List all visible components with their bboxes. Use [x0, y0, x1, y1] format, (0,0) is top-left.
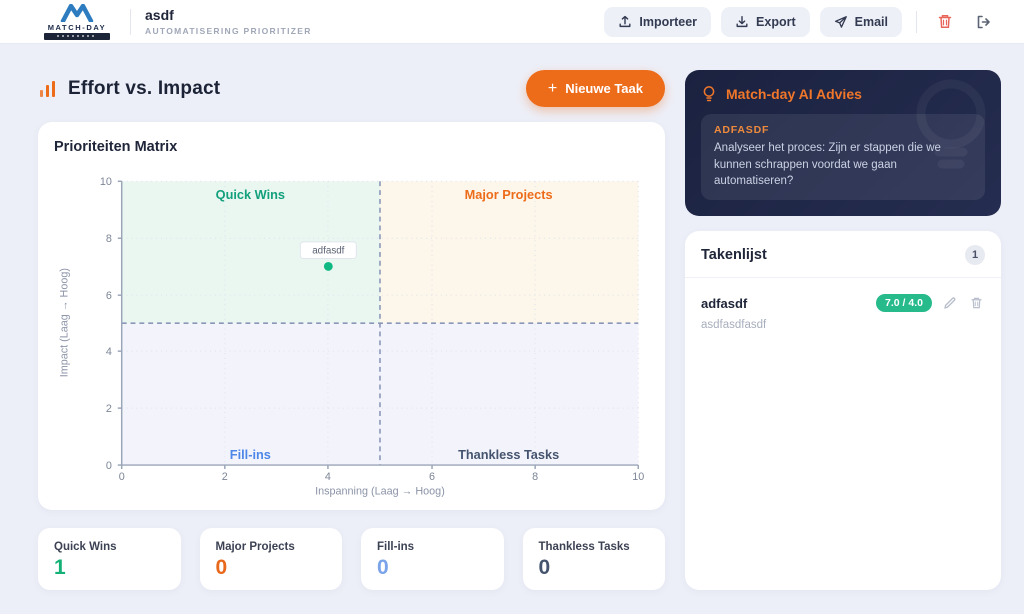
export-button[interactable]: Export	[721, 6, 810, 37]
download-icon	[736, 15, 748, 27]
svg-text:10: 10	[632, 471, 644, 483]
svg-text:10: 10	[100, 176, 112, 188]
quadrant-label-major-projects: Major Projects	[465, 187, 553, 202]
new-task-button[interactable]: + Nieuwe Taak	[525, 70, 665, 107]
stat-label: Thankless Tasks	[538, 541, 630, 553]
pencil-icon	[944, 297, 956, 309]
axes	[117, 180, 639, 470]
data-point-label-box	[299, 241, 357, 260]
quadrant-backgrounds	[121, 181, 639, 466]
quadrant-label-fill-ins: Fill-ins	[230, 447, 271, 462]
y-axis-label: Impact (Laag → Hoog)	[59, 268, 71, 377]
svg-text:4: 4	[106, 346, 112, 358]
task-name: adfasdf	[701, 295, 748, 311]
app-header: MATCH-DAY asdf AUTOMATISERING PRIORITIZE…	[0, 0, 1024, 44]
delete-all-button[interactable]	[931, 9, 959, 34]
task-list-card: Takenlijst 1 adfasdf 7.0 / 4.0	[685, 231, 1001, 590]
brand-wordmark: MATCH-DAY	[47, 22, 107, 32]
quadrant-label-quick-wins: Quick Wins	[216, 187, 285, 202]
x-axis-label: Inspanning (Laag → Hoog)	[315, 486, 445, 498]
stat-value: 0	[377, 556, 389, 579]
import-label: Importeer	[639, 14, 698, 29]
export-label: Export	[756, 14, 796, 29]
svg-text:8: 8	[106, 233, 112, 245]
document-heading: asdf AUTOMATISERING PRIORITIZER	[145, 7, 312, 36]
stat-label: Quick Wins	[54, 541, 117, 553]
task-count-badge: 1	[965, 245, 985, 266]
document-title: asdf	[145, 7, 174, 24]
ai-advice-text: Analyseer het proces: Zijn er stappen di…	[714, 142, 941, 188]
upload-icon	[619, 15, 631, 27]
quadrant-label-thankless-tasks: Thankless Tasks	[458, 447, 559, 462]
y-tick-labels: 0 2 4 6 8 10	[100, 176, 112, 472]
stat-card-fill-ins: Fill-ins 0	[361, 528, 504, 590]
send-icon	[834, 15, 847, 28]
brand-logo: MATCH-DAY	[38, 3, 116, 40]
bar-chart-icon	[40, 80, 55, 97]
task-description: asdfasdfasdf	[701, 319, 767, 332]
svg-text:0: 0	[119, 471, 125, 483]
brand-tagline-bar	[44, 32, 110, 40]
stat-label: Major Projects	[215, 541, 295, 553]
svg-text:0: 0	[106, 460, 112, 472]
ai-advice-box: ADFASDF Analyseer het proces: Zijn er st…	[701, 114, 985, 201]
svg-text:6: 6	[106, 290, 112, 302]
gridlines	[121, 180, 639, 466]
logout-button[interactable]	[969, 10, 998, 34]
ai-advice-card: Match-day AI Advies ADFASDF Analyseer he…	[685, 70, 1001, 217]
stat-card-major-projects: Major Projects 0	[199, 528, 342, 590]
task-list-title: Takenlijst	[701, 247, 767, 264]
data-point-label: adfasdf	[312, 246, 344, 257]
new-task-label: Nieuwe Taak	[565, 81, 643, 96]
lightbulb-watermark-icon	[916, 79, 986, 169]
data-point[interactable]	[323, 261, 333, 271]
stat-card-thankless-tasks: Thankless Tasks 0	[522, 528, 665, 590]
ai-card-title: Match-day AI Advies	[726, 86, 862, 102]
task-list-item[interactable]: adfasdf 7.0 / 4.0 asdfasdfasdf	[685, 278, 1001, 331]
x-tick-labels: 0 2 4 6 8 10	[119, 471, 645, 483]
svg-text:4: 4	[325, 471, 331, 483]
page-title: Effort vs. Impact	[68, 77, 221, 99]
stat-label: Fill-ins	[377, 541, 415, 553]
email-label: Email	[854, 14, 888, 29]
svg-text:2: 2	[222, 471, 228, 483]
delete-task-button[interactable]	[968, 294, 985, 312]
logout-icon	[977, 15, 990, 28]
trash-icon	[938, 15, 952, 28]
task-score-badge: 7.0 / 4.0	[876, 294, 932, 313]
app-subtitle: AUTOMATISERING PRIORITIZER	[145, 25, 312, 36]
plus-icon: +	[547, 79, 558, 97]
stat-card-quick-wins: Quick Wins 1	[38, 528, 181, 590]
edit-task-button[interactable]	[941, 294, 959, 312]
svg-text:2: 2	[106, 403, 112, 415]
trash-icon	[971, 297, 982, 309]
header-divider	[130, 8, 131, 35]
svg-text:6: 6	[429, 471, 435, 483]
priority-matrix-card: Prioriteiten Matrix	[38, 122, 665, 510]
stat-value: 0	[538, 556, 551, 579]
svg-text:8: 8	[532, 471, 538, 483]
match-day-m-icon	[60, 3, 94, 22]
data-point-group[interactable]: adfasdf	[299, 241, 357, 271]
email-button[interactable]: Email	[819, 6, 902, 37]
import-button[interactable]: Importeer	[604, 6, 712, 37]
stat-value: 1	[54, 556, 66, 579]
effort-impact-chart[interactable]: 0 2 4 6 8 10 0 2 4 6 8 10	[51, 161, 652, 504]
chart-title: Prioriteiten Matrix	[54, 139, 178, 155]
stat-value: 0	[215, 556, 228, 579]
header-divider	[916, 10, 917, 33]
ai-task-name: ADFASDF	[714, 124, 770, 136]
lightbulb-icon	[703, 86, 715, 102]
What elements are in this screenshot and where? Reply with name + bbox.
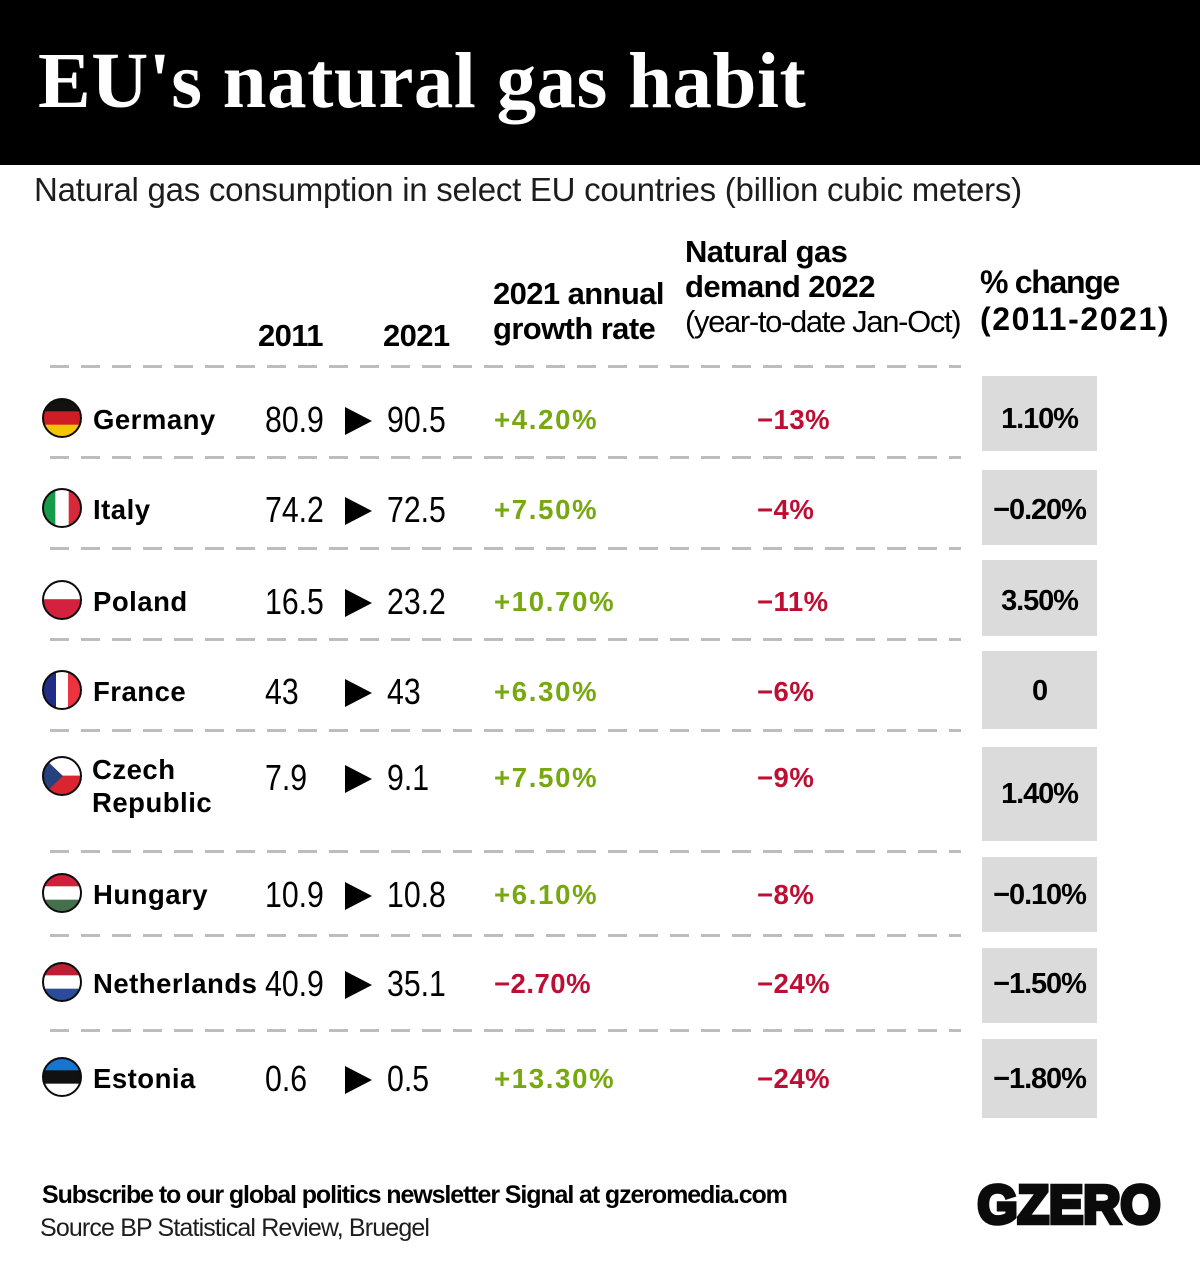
svg-text:GZERO: GZERO [978, 1180, 1161, 1230]
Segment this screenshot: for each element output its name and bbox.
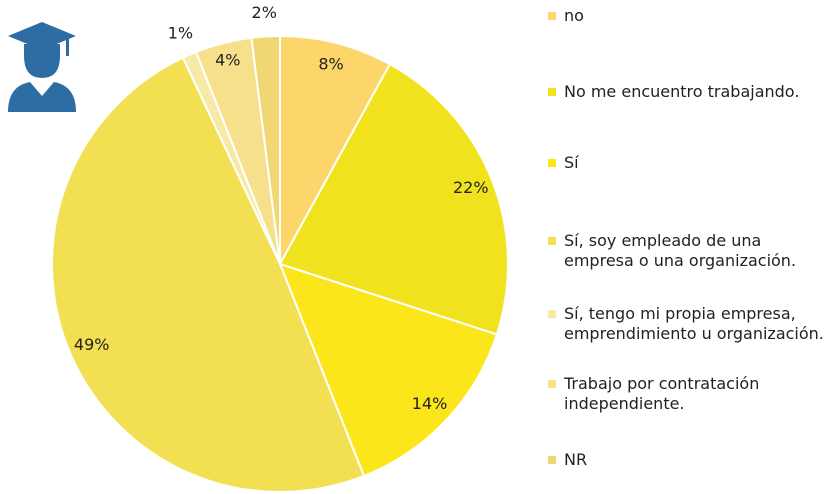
legend-item: Sí, soy empleado de una empresa o una or… <box>548 231 828 271</box>
legend-swatch <box>548 159 556 167</box>
legend-swatch <box>548 88 556 96</box>
legend-swatch <box>548 237 556 245</box>
data-label: 8% <box>318 55 343 74</box>
legend-label: Sí, soy empleado de una empresa o una or… <box>564 231 797 270</box>
data-label: 49% <box>74 335 110 354</box>
pie-slice <box>279 34 392 265</box>
legend-label: NR <box>564 450 588 469</box>
data-label: 14% <box>412 394 448 413</box>
legend-label: No me encuentro trabajando. <box>564 82 800 101</box>
graduate-icon <box>8 22 76 112</box>
legend-label: Trabajo por contratación independiente. <box>564 374 760 413</box>
legend-swatch <box>548 456 556 464</box>
data-label: 4% <box>215 50 240 69</box>
pie-slice <box>250 34 281 265</box>
legend-label: no <box>564 6 584 25</box>
pie-slice <box>278 262 499 478</box>
data-label: 1% <box>168 23 193 42</box>
legend-item: Sí, tengo mi propia empresa, emprendimie… <box>548 304 828 344</box>
legend-swatch <box>548 12 556 20</box>
pie-slice <box>51 56 366 493</box>
legend-swatch <box>548 380 556 388</box>
legend-item: Sí <box>548 153 828 173</box>
data-label: 22% <box>453 178 489 197</box>
legend-label: Sí <box>564 153 579 172</box>
legend-item: No me encuentro trabajando. <box>548 82 828 102</box>
legend-item: no <box>548 6 828 26</box>
pie-slice <box>278 62 509 336</box>
legend-label: Sí, tengo mi propia empresa, emprendimie… <box>564 304 824 343</box>
legend-swatch <box>548 310 556 318</box>
legend-item: NR <box>548 450 828 470</box>
data-label: 2% <box>252 3 277 22</box>
legend-item: Trabajo por contratación independiente. <box>548 374 828 414</box>
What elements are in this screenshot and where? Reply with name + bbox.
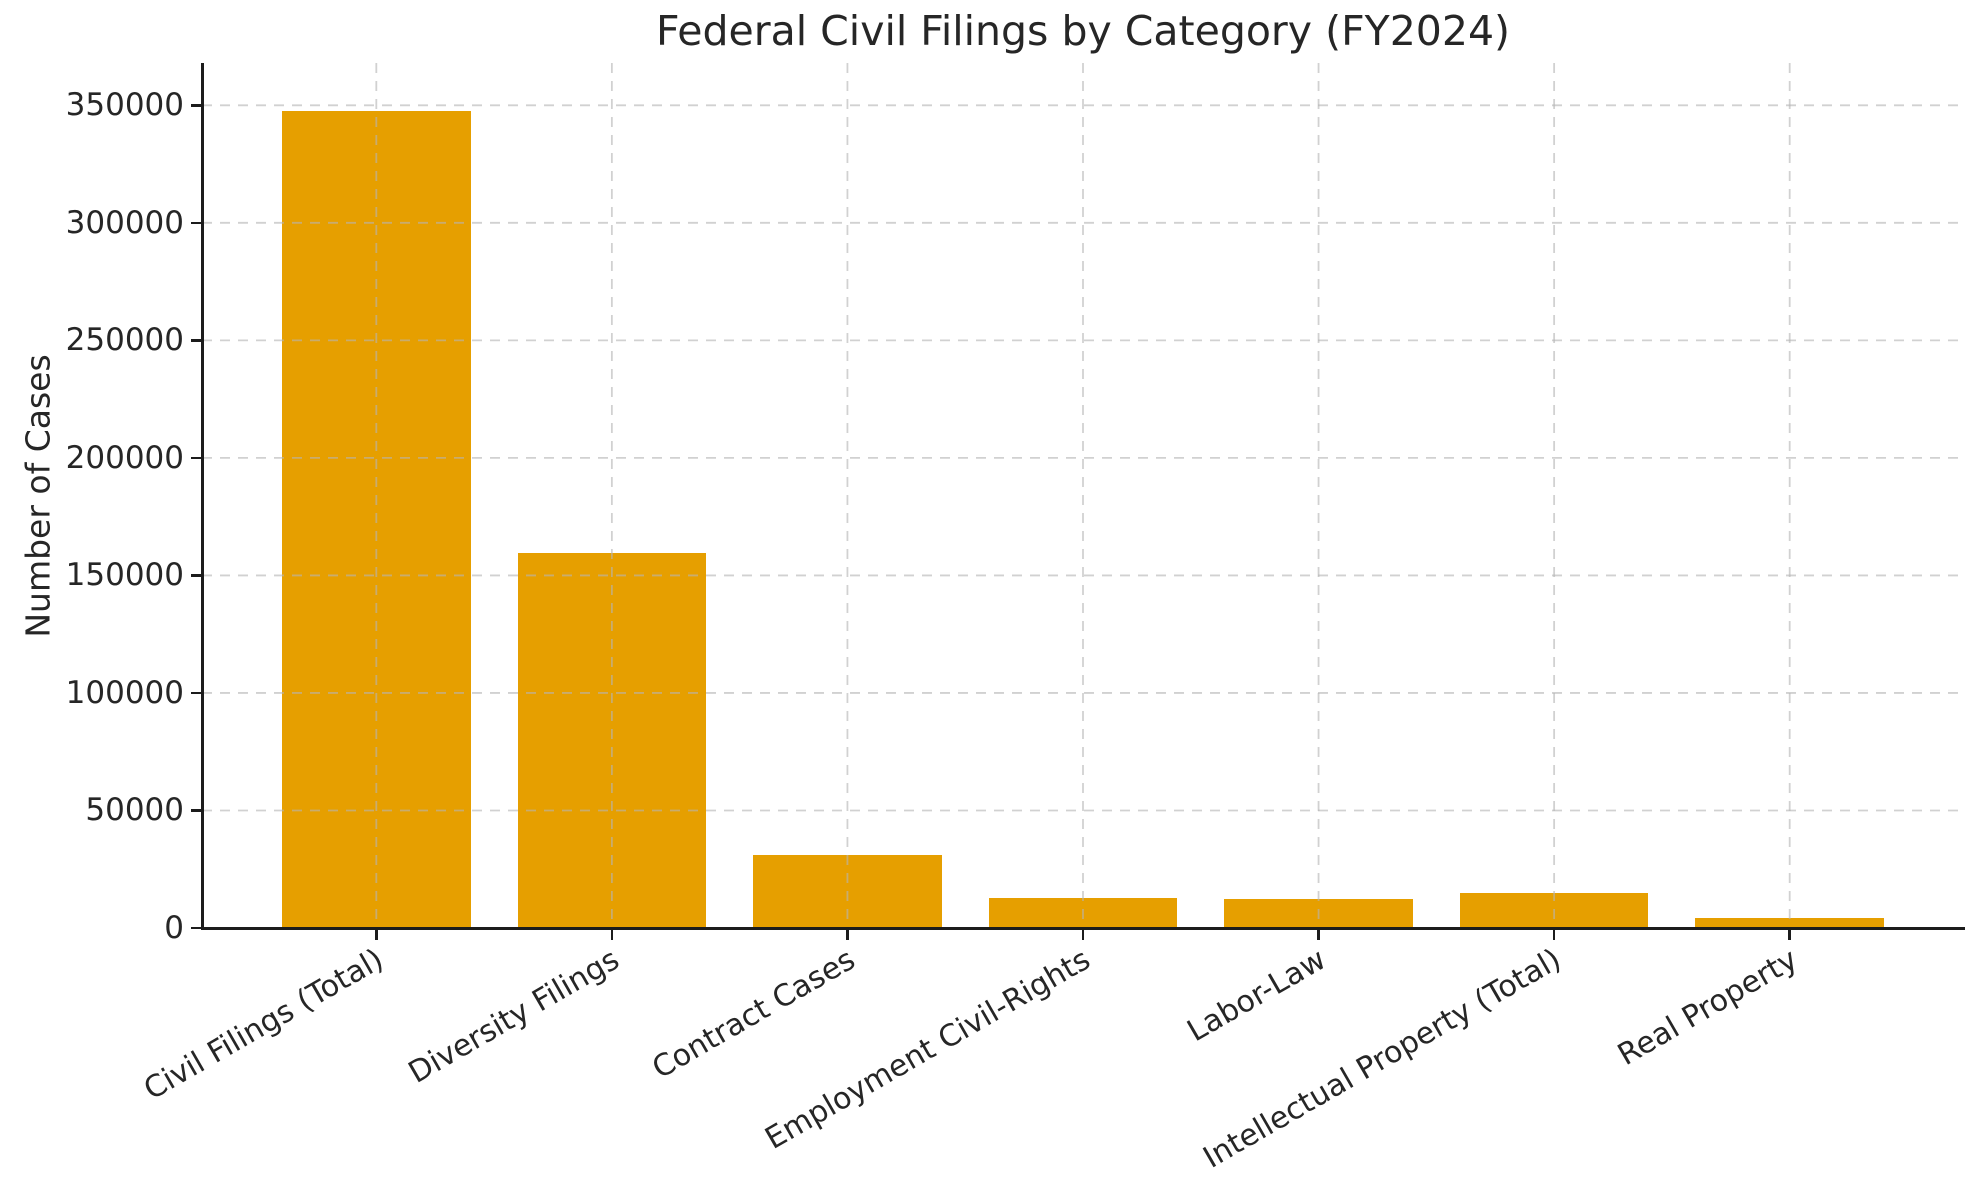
chart-title: Federal Civil Filings by Category (FY202…: [655, 7, 1511, 55]
y-tick-label: 100000: [65, 674, 184, 711]
x-tick-label: Real Property: [1611, 942, 1804, 1073]
y-tick-mark: [191, 456, 202, 460]
y-tick-mark: [191, 926, 202, 930]
y-tick-mark: [191, 574, 202, 577]
x-tick-label: Diversity Filings: [402, 942, 626, 1091]
y-tick-mark: [191, 691, 202, 695]
bar-contract-cases: [753, 855, 942, 928]
bar-civil-filings-total: [282, 111, 471, 928]
y-tick-label: 0: [164, 910, 184, 946]
y-tick-label: 300000: [65, 204, 184, 241]
y-tick-label: 200000: [65, 439, 184, 476]
x-tick-mark: [1317, 929, 1320, 940]
x-tick-label: Contract Cases: [646, 942, 861, 1087]
y-tick-mark: [191, 339, 202, 342]
y-tick-label: 50000: [85, 792, 184, 829]
y-tick-mark: [191, 104, 202, 107]
y-tick-label: 250000: [65, 322, 184, 359]
x-tick-label: Civil Filings (Total): [138, 942, 390, 1108]
x-tick-mark: [1788, 929, 1791, 940]
y-tick-mark: [191, 221, 202, 225]
bar-intellectual-property-total: [1459, 892, 1649, 928]
x-tick-mark: [846, 929, 849, 940]
x-tick-mark: [1552, 929, 1556, 940]
bar-labor-law: [1224, 898, 1413, 928]
x-tick-label: Labor-Law: [1181, 942, 1333, 1049]
bar-employment-civil-rights: [988, 897, 1178, 928]
y-tick-mark: [191, 809, 202, 812]
x-tick-mark: [1081, 929, 1085, 940]
x-tick-mark: [375, 929, 378, 940]
y-tick-label: 350000: [65, 87, 184, 124]
y-axis-spine: [200, 63, 204, 929]
bar-diversity-filings: [517, 552, 707, 928]
y-axis-label: Number of Cases: [18, 354, 58, 638]
plot-area: [202, 63, 1964, 928]
y-tick-label: 150000: [65, 557, 184, 594]
x-axis-spine: [200, 926, 1965, 930]
x-tick-mark: [610, 929, 614, 940]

* _WORK TO DO_
Rewrite the records from the line with "svg-text:GZERO: GZERO [978, 1180, 1161, 1230]" to the line with "Segment this screenshot: for", putting "bounding box" in place of "bbox" and leaving everything else as it is.

* _WRITTEN ANSWER_
svg-text:GZERO: GZERO [978, 1180, 1161, 1230]
Segment this screenshot: for each element output its name and bounding box.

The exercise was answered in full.